Give back every line exactly as it appears, pictures excluded.

◆ ◆ ◆ ◆ ◆

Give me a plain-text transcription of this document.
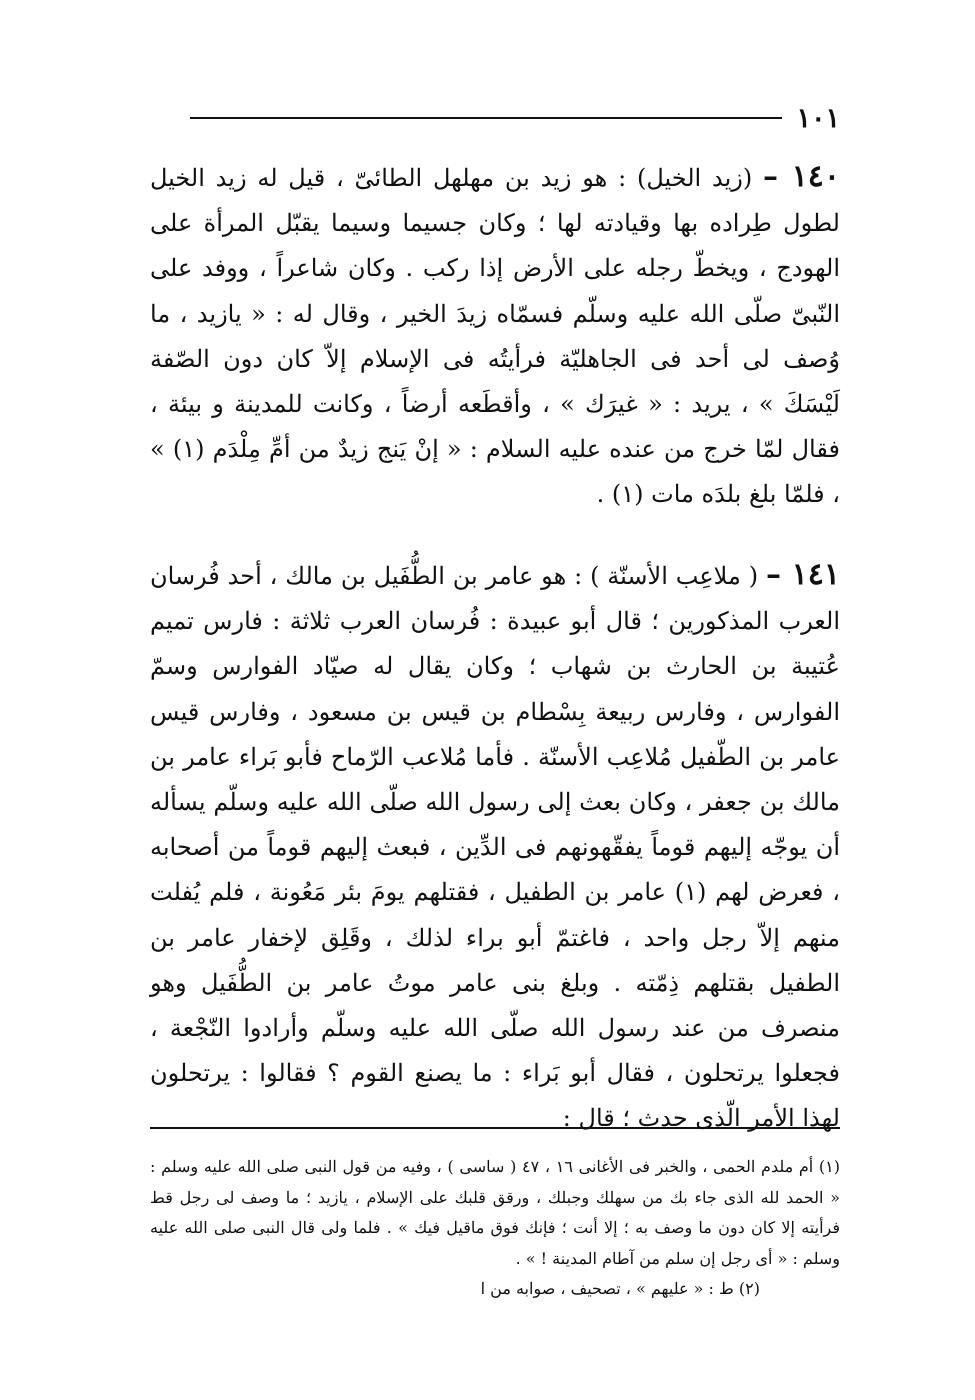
١٠١
١٤٠ – (زيد الخيل) : هو زيد بن مهلهل الطائىّ ، قيل له زيد الخيل لطول طِراده بها وقيادته لها ؛ وكان جسيما وسيما يقبّل المرأة على الهودج ، ويخطّ رجله على الأرض إذا ركب . وكان شاعراً ، ووفد على النّبىّ صلّى الله عليه وسلّم فسمّاه زيدَ الخير ، وقال له : « يازيد ، ما وُصف لى أحد فى الجاهليّة فرأيتُه فى الإسلام إلاّ كان دون الصّفة لَيْسَكَ » ، يريد : « غيرَك » ، وأقطَعه أرضاً ، وكانت للمدينة و بيئة ، فقال لمّا خرج من عنده عليه السلام : « إنْ يَنج زيدٌ من أمِّ مِلْدَم (١) » ، فلمّا بلغ بلدَه مات (١) .
١٤١ – ( ملاعِب الأسنّة ) : هو عامر بن الطُّفَيل بن مالك ، أحد فُرسان العرب المذكورين ؛ قال أبو عبيدة : فُرسان العرب ثلاثة : فارس تميم عُتيبة بن الحارث بن شهاب ؛ وكان يقال له صيّاد الفوارس وسمّ الفوارس ، وفارس ربيعة بِسْطام بن قيس بن مسعود ، وفارس قيس عامر بن الطّفيل مُلاعِب الأسنّة . فأما مُلاعب الرّماح فأبو بَراء عامر بن مالك بن جعفر ، وكان بعث إلى رسول الله صلّى الله عليه وسلّم يسأله أن يوجّه إليهم قوماً يفقّهونهم فى الدِّين ، فبعث إليهم قوماً من أصحابه ، فعرض لهم (١) عامر بن الطفيل ، فقتلهم يومَ بئر مَعُونة ، فلم يُفلت منهم إلاّ رجل واحد ، فاغتمّ أبو براء لذلك ، وقَلِق لإخفار عامر بن الطفيل بقتلهم ذِمّته . وبلغ بنى عامر موتُ عامر بن الطُّفَيل وهو منصرف من عند رسول الله صلّى الله عليه وسلّم وأرادوا النّجْعة ، فجعلوا يرتحلون ، فقال أبو بَراء : ما يصنع القوم ؟ فقالوا : يرتحلون لهذا الأمر الّذى حدث ؛ قال :

(١) أم ملدم الحمى ، والخبر فى الأغانى ١٦ ، ٤٧ ( ساسى ) ، وفيه من قول النبى صلى الله عليه وسلم : « الحمد لله الذى جاء بك من سهلك وجبلك ، ورقق قلبك على الإسلام ، يازيد ؛ ما وصف لى رجل قط فرأيته إلا كان دون ما وصف به ؛ إلا أنت ؛ فإنك فوق ماقيل فيك » . فلما ولى قال النبى صلى الله عليه وسلم : « أى رجل إن سلم من آطام المدينة ! » .

(٢) ط : « عليهم » ، تصحيف ، صوابه من ا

◆ ◆ ◆ ◆ ◆

The solution |
Give me a plain-text transcription of this document.
١٠١
١٤٠ – (زيد الخيل) : هو زيد بن مهلهل الطائىّ ، قيل له زيد الخيل لطول طِراده بها وقيادته لها ؛ وكان جسيما وسيما يقبّل المرأة على الهودج ، ويخطّ رجله على الأرض إذا ركب . وكان شاعراً ، ووفد على النّبىّ صلّى الله عليه وسلّم فسمّاه زيدَ الخير ، وقال له : « يازيد ، ما وُصف لى أحد فى الجاهليّة فرأيتُه فى الإسلام إلاّ كان دون الصّفة لَيْسَكَ » ، يريد : « غيرَك » ، وأقطَعه أرضاً ، وكانت للمدينة و بيئة ، فقال لمّا خرج من عنده عليه السلام : « إنْ يَنج زيدٌ من أمِّ مِلْدَم (١) » ، فلمّا بلغ بلدَه مات (١) .
١٤١ – ( ملاعِب الأسنّة ) : هو عامر بن الطُّفَيل بن مالك ، أحد فُرسان العرب المذكورين ؛ قال أبو عبيدة : فُرسان العرب ثلاثة : فارس تميم عُتيبة بن الحارث بن شهاب ؛ وكان يقال له صيّاد الفوارس وسمّ الفوارس ، وفارس ربيعة بِسْطام بن قيس بن مسعود ، وفارس قيس عامر بن الطّفيل مُلاعِب الأسنّة . فأما مُلاعب الرّماح فأبو بَراء عامر بن مالك بن جعفر ، وكان بعث إلى رسول الله صلّى الله عليه وسلّم يسأله أن يوجّه إليهم قوماً يفقّهونهم فى الدِّين ، فبعث إليهم قوماً من أصحابه ، فعرض لهم (١) عامر بن الطفيل ، فقتلهم يومَ بئر مَعُونة ، فلم يُفلت منهم إلاّ رجل واحد ، فاغتمّ أبو براء لذلك ، وقَلِق لإخفار عامر بن الطفيل بقتلهم ذِمّته . وبلغ بنى عامر موتُ عامر بن الطُّفَيل وهو منصرف من عند رسول الله صلّى الله عليه وسلّم وأرادوا النّجْعة ، فجعلوا يرتحلون ، فقال أبو بَراء : ما يصنع القوم ؟ فقالوا : يرتحلون لهذا الأمر الّذى حدث ؛ قال :

(١) أم ملدم الحمى ، والخبر فى الأغانى ١٦ ، ٤٧ ( ساسى ) ، وفيه من قول النبى صلى الله عليه وسلم : « الحمد لله الذى جاء بك من سهلك وجبلك ، ورقق قلبك على الإسلام ، يازيد ؛ ما وصف لى رجل قط فرأيته إلا كان دون ما وصف به ؛ إلا أنت ؛ فإنك فوق ماقيل فيك » . فلما ولى قال النبى صلى الله عليه وسلم : « أى رجل إن سلم من آطام المدينة ! » .

(٢) ط : « عليهم » ، تصحيف ، صوابه من ا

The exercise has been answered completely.